Figure data in JSON:
══════

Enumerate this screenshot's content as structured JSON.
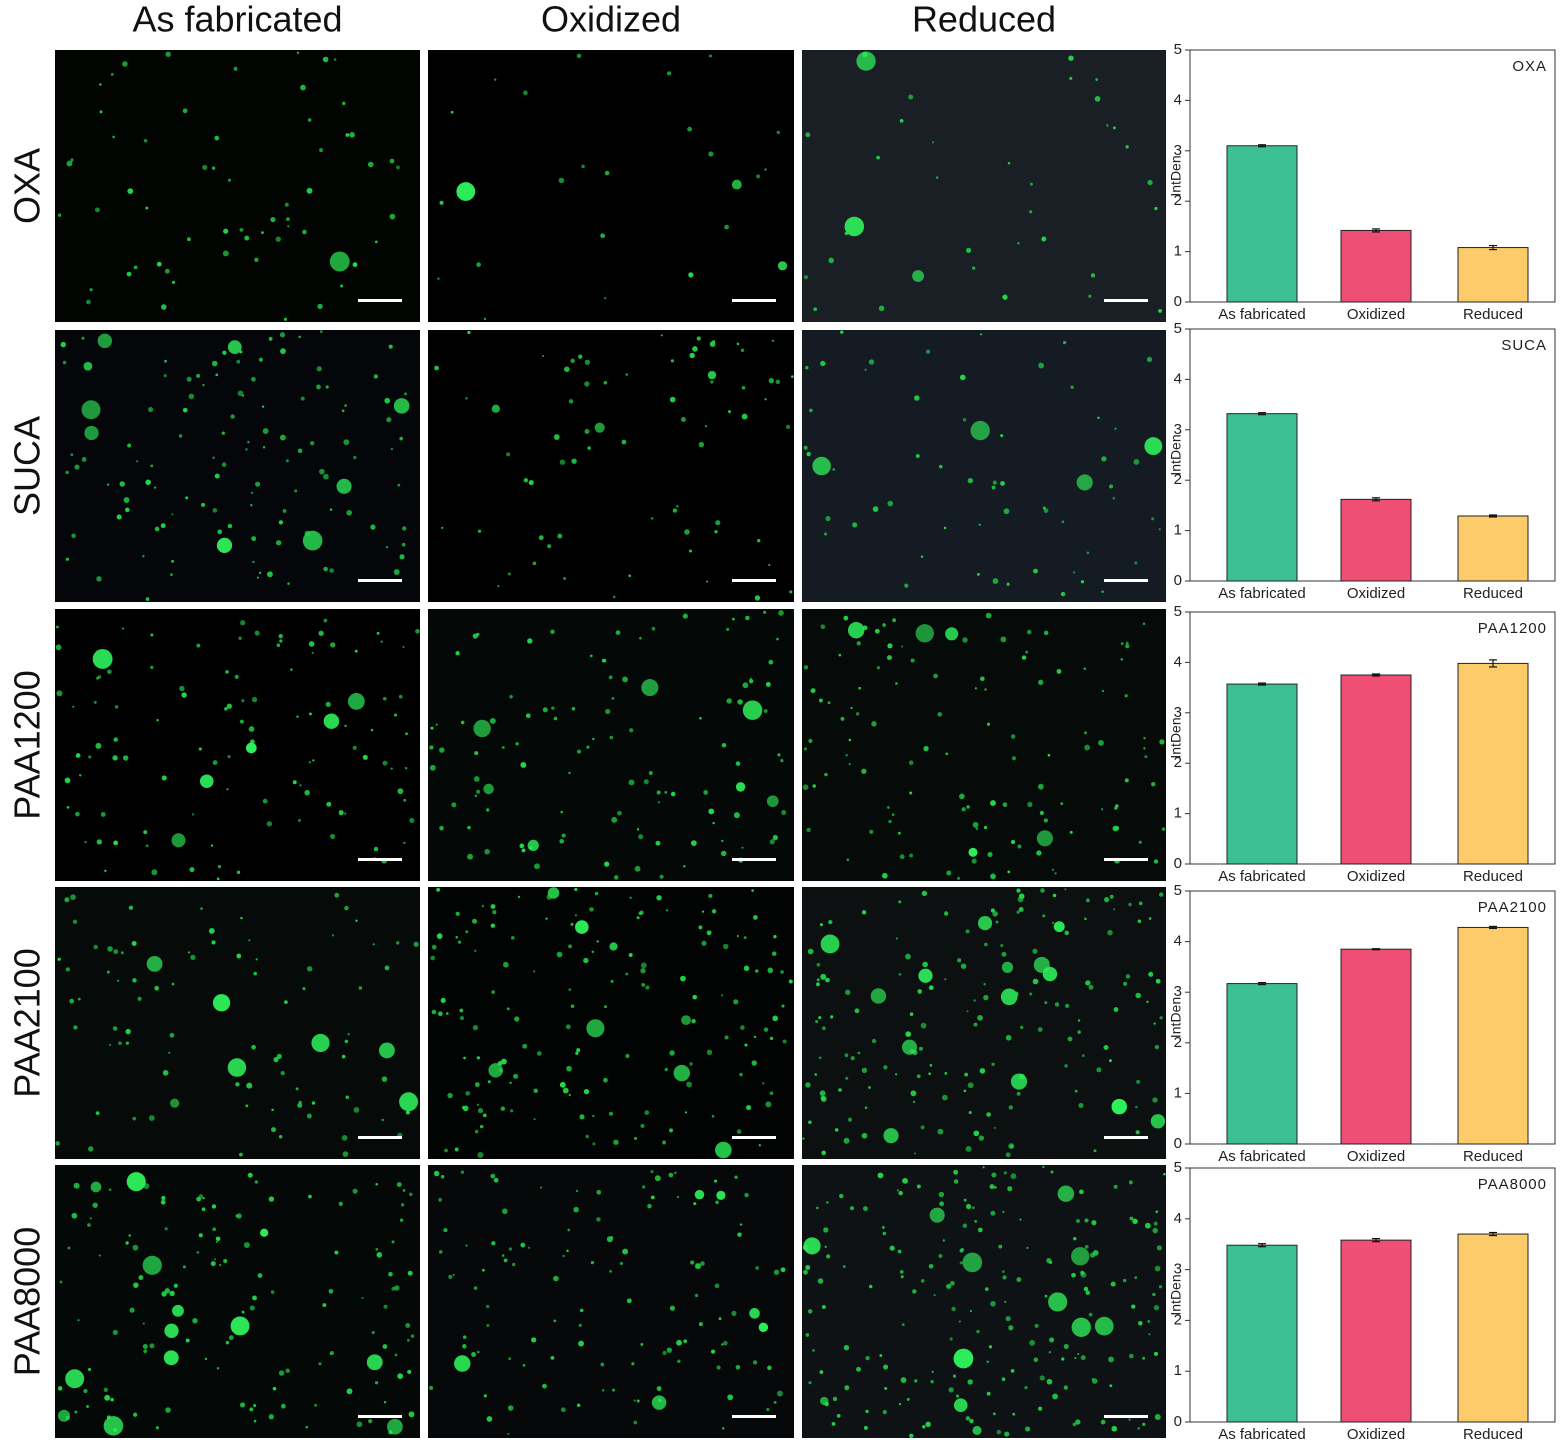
{
  "columns": [
    "As fabricated",
    "Oxidized",
    "Reduced"
  ],
  "rows": [
    "OXA",
    "SUCA",
    "PAA1200",
    "PAA2100",
    "PAA8000"
  ],
  "chart_data": [
    {
      "type": "bar",
      "title": "OXA",
      "y_label": "IntDen",
      "categories": [
        "As fabricated",
        "Oxidized",
        "Reduced"
      ],
      "values": [
        3.1,
        1.42,
        1.08
      ],
      "errors": [
        0.02,
        0.03,
        0.04
      ],
      "colors": [
        "#3dbf94",
        "#ef4f74",
        "#fdcb6a"
      ],
      "ylim": [
        0,
        5
      ],
      "yticks": [
        0,
        1,
        2,
        3,
        4,
        5
      ]
    },
    {
      "type": "bar",
      "title": "SUCA",
      "y_label": "IntDen",
      "categories": [
        "As fabricated",
        "Oxidized",
        "Reduced"
      ],
      "values": [
        3.32,
        1.62,
        1.29
      ],
      "errors": [
        0.02,
        0.03,
        0.02
      ],
      "colors": [
        "#3dbf94",
        "#ef4f74",
        "#fdcb6a"
      ],
      "ylim": [
        0,
        5
      ],
      "yticks": [
        0,
        1,
        2,
        3,
        4,
        5
      ]
    },
    {
      "type": "bar",
      "title": "PAA1200",
      "y_label": "IntDen",
      "categories": [
        "As fabricated",
        "Oxidized",
        "Reduced"
      ],
      "values": [
        3.57,
        3.75,
        3.98
      ],
      "errors": [
        0.02,
        0.02,
        0.07
      ],
      "colors": [
        "#3dbf94",
        "#ef4f74",
        "#fdcb6a"
      ],
      "ylim": [
        0,
        5
      ],
      "yticks": [
        0,
        1,
        2,
        3,
        4,
        5
      ]
    },
    {
      "type": "bar",
      "title": "PAA2100",
      "y_label": "IntDen",
      "categories": [
        "As fabricated",
        "Oxidized",
        "Reduced"
      ],
      "values": [
        3.17,
        3.85,
        4.28
      ],
      "errors": [
        0.02,
        0.01,
        0.02
      ],
      "colors": [
        "#3dbf94",
        "#ef4f74",
        "#fdcb6a"
      ],
      "ylim": [
        0,
        5
      ],
      "yticks": [
        0,
        1,
        2,
        3,
        4,
        5
      ]
    },
    {
      "type": "bar",
      "title": "PAA8000",
      "y_label": "IntDen",
      "categories": [
        "As fabricated",
        "Oxidized",
        "Reduced"
      ],
      "values": [
        3.48,
        3.58,
        3.7
      ],
      "errors": [
        0.03,
        0.03,
        0.03
      ],
      "colors": [
        "#3dbf94",
        "#ef4f74",
        "#fdcb6a"
      ],
      "ylim": [
        0,
        5
      ],
      "yticks": [
        0,
        1,
        2,
        3,
        4,
        5
      ]
    }
  ]
}
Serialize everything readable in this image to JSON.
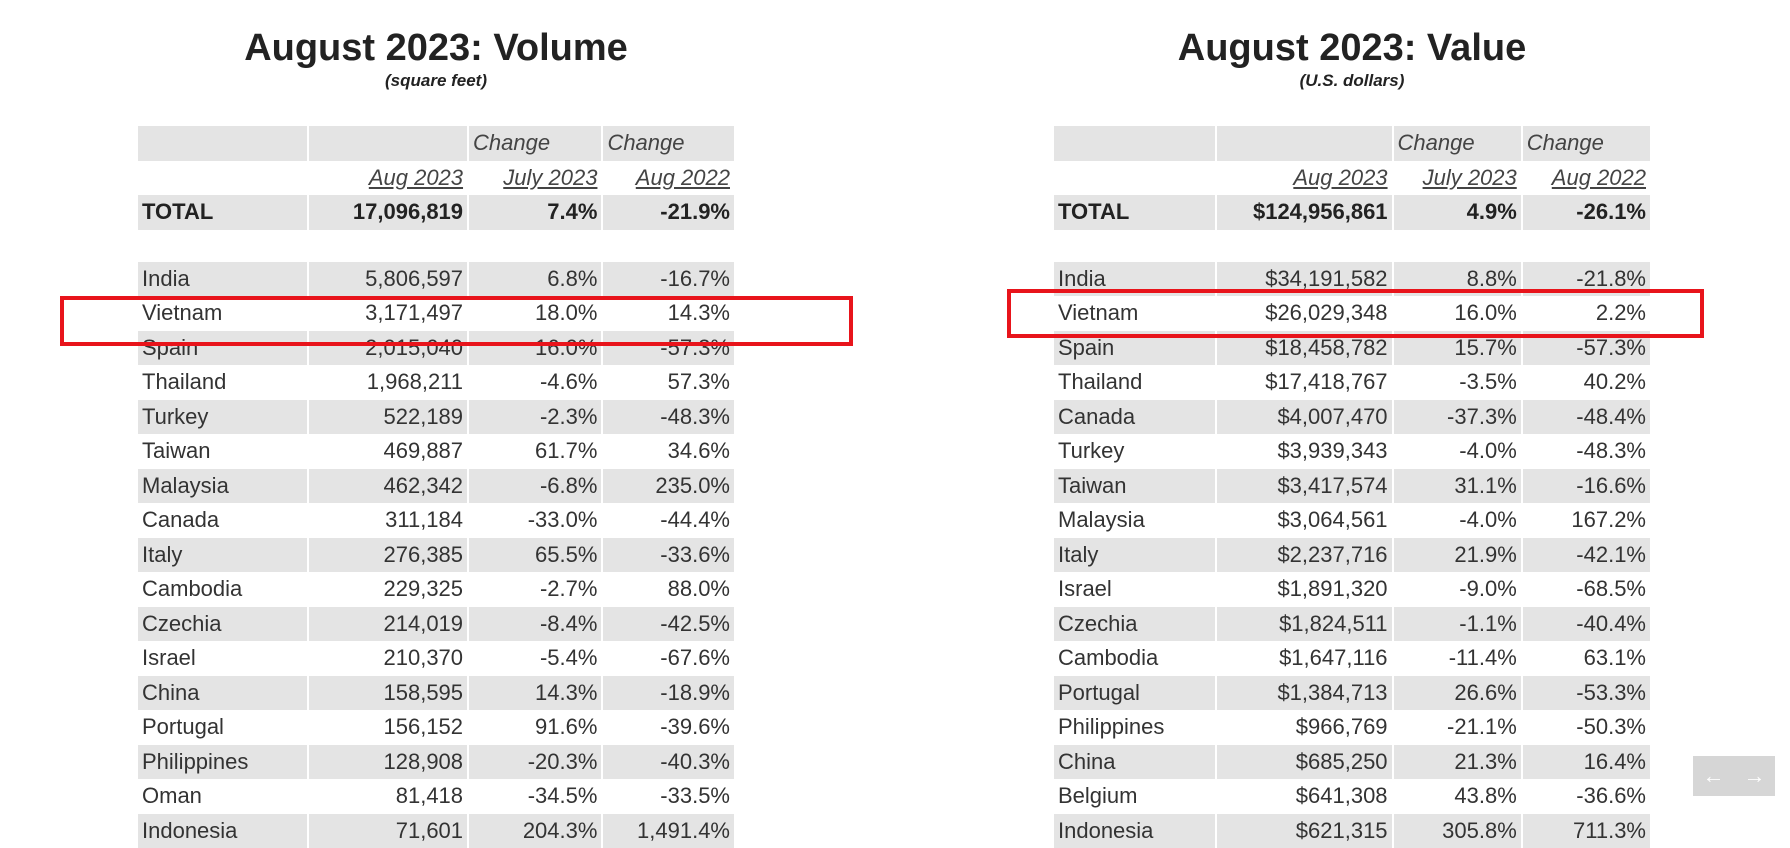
{
  "volume": {
    "title": "August 2023: Volume",
    "subtitle": "(square feet)",
    "header": {
      "change1": "Change",
      "change2": "Change",
      "col1": "Aug 2023",
      "col2": "July 2023",
      "col3": "Aug 2022"
    },
    "total": {
      "label": "TOTAL",
      "v1": "17,096,819",
      "v2": "7.4%",
      "v3": "-21.9%"
    },
    "rows": [
      {
        "country": "India",
        "v1": "5,806,597",
        "v2": "6.8%",
        "v3": "-16.7%"
      },
      {
        "country": "Vietnam",
        "v1": "3,171,497",
        "v2": "18.0%",
        "v3": "14.3%"
      },
      {
        "country": "Spain",
        "v1": "2,015,040",
        "v2": "16.0%",
        "v3": "-57.3%"
      },
      {
        "country": "Thailand",
        "v1": "1,968,211",
        "v2": "-4.6%",
        "v3": "57.3%"
      },
      {
        "country": "Turkey",
        "v1": "522,189",
        "v2": "-2.3%",
        "v3": "-48.3%"
      },
      {
        "country": "Taiwan",
        "v1": "469,887",
        "v2": "61.7%",
        "v3": "34.6%"
      },
      {
        "country": "Malaysia",
        "v1": "462,342",
        "v2": "-6.8%",
        "v3": "235.0%"
      },
      {
        "country": "Canada",
        "v1": "311,184",
        "v2": "-33.0%",
        "v3": "-44.4%"
      },
      {
        "country": "Italy",
        "v1": "276,385",
        "v2": "65.5%",
        "v3": "-33.6%"
      },
      {
        "country": "Cambodia",
        "v1": "229,325",
        "v2": "-2.7%",
        "v3": "88.0%"
      },
      {
        "country": "Czechia",
        "v1": "214,019",
        "v2": "-8.4%",
        "v3": "-42.5%"
      },
      {
        "country": "Israel",
        "v1": "210,370",
        "v2": "-5.4%",
        "v3": "-67.6%"
      },
      {
        "country": "China",
        "v1": "158,595",
        "v2": "14.3%",
        "v3": "-18.9%"
      },
      {
        "country": "Portugal",
        "v1": "156,152",
        "v2": "91.6%",
        "v3": "-39.6%"
      },
      {
        "country": "Philippines",
        "v1": "128,908",
        "v2": "-20.3%",
        "v3": "-40.3%"
      },
      {
        "country": "Oman",
        "v1": "81,418",
        "v2": "-34.5%",
        "v3": "-33.5%"
      },
      {
        "country": "Indonesia",
        "v1": "71,601",
        "v2": "204.3%",
        "v3": "1,491.4%"
      }
    ]
  },
  "value": {
    "title": "August 2023: Value",
    "subtitle": "(U.S. dollars)",
    "header": {
      "change1": "Change",
      "change2": "Change",
      "col1": "Aug 2023",
      "col2": "July 2023",
      "col3": "Aug 2022"
    },
    "total": {
      "label": "TOTAL",
      "v1": "$124,956,861",
      "v2": "4.9%",
      "v3": "-26.1%"
    },
    "rows": [
      {
        "country": "India",
        "v1": "$34,191,582",
        "v2": "8.8%",
        "v3": "-21.8%"
      },
      {
        "country": "Vietnam",
        "v1": "$26,029,348",
        "v2": "16.0%",
        "v3": "2.2%"
      },
      {
        "country": "Spain",
        "v1": "$18,458,782",
        "v2": "15.7%",
        "v3": "-57.3%"
      },
      {
        "country": "Thailand",
        "v1": "$17,418,767",
        "v2": "-3.5%",
        "v3": "40.2%"
      },
      {
        "country": "Canada",
        "v1": "$4,007,470",
        "v2": "-37.3%",
        "v3": "-48.4%"
      },
      {
        "country": "Turkey",
        "v1": "$3,939,343",
        "v2": "-4.0%",
        "v3": "-48.3%"
      },
      {
        "country": "Taiwan",
        "v1": "$3,417,574",
        "v2": "31.1%",
        "v3": "-16.6%"
      },
      {
        "country": "Malaysia",
        "v1": "$3,064,561",
        "v2": "-4.0%",
        "v3": "167.2%"
      },
      {
        "country": "Italy",
        "v1": "$2,237,716",
        "v2": "21.9%",
        "v3": "-42.1%"
      },
      {
        "country": "Israel",
        "v1": "$1,891,320",
        "v2": "-9.0%",
        "v3": "-68.5%"
      },
      {
        "country": "Czechia",
        "v1": "$1,824,511",
        "v2": "-1.1%",
        "v3": "-40.4%"
      },
      {
        "country": "Cambodia",
        "v1": "$1,647,116",
        "v2": "-11.4%",
        "v3": "63.1%"
      },
      {
        "country": "Portugal",
        "v1": "$1,384,713",
        "v2": "26.6%",
        "v3": "-53.3%"
      },
      {
        "country": "Philippines",
        "v1": "$966,769",
        "v2": "-21.1%",
        "v3": "-50.3%"
      },
      {
        "country": "China",
        "v1": "$685,250",
        "v2": "21.3%",
        "v3": "16.4%"
      },
      {
        "country": "Belgium",
        "v1": "$641,308",
        "v2": "43.8%",
        "v3": "-36.6%"
      },
      {
        "country": "Indonesia",
        "v1": "$621,315",
        "v2": "305.8%",
        "v3": "711.3%"
      }
    ]
  },
  "highlight": {
    "country": "Vietnam",
    "color": "#e8141b"
  },
  "nav": {
    "prev_icon": "arrow-left-icon",
    "next_icon": "arrow-right-icon",
    "prev_glyph": "←",
    "next_glyph": "→"
  }
}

══════

Find the lines above that contain the word "icon" and collect them.

### Finished answer
    "prev_icon": "arrow-left-icon",
    "next_icon": "arrow-right-icon",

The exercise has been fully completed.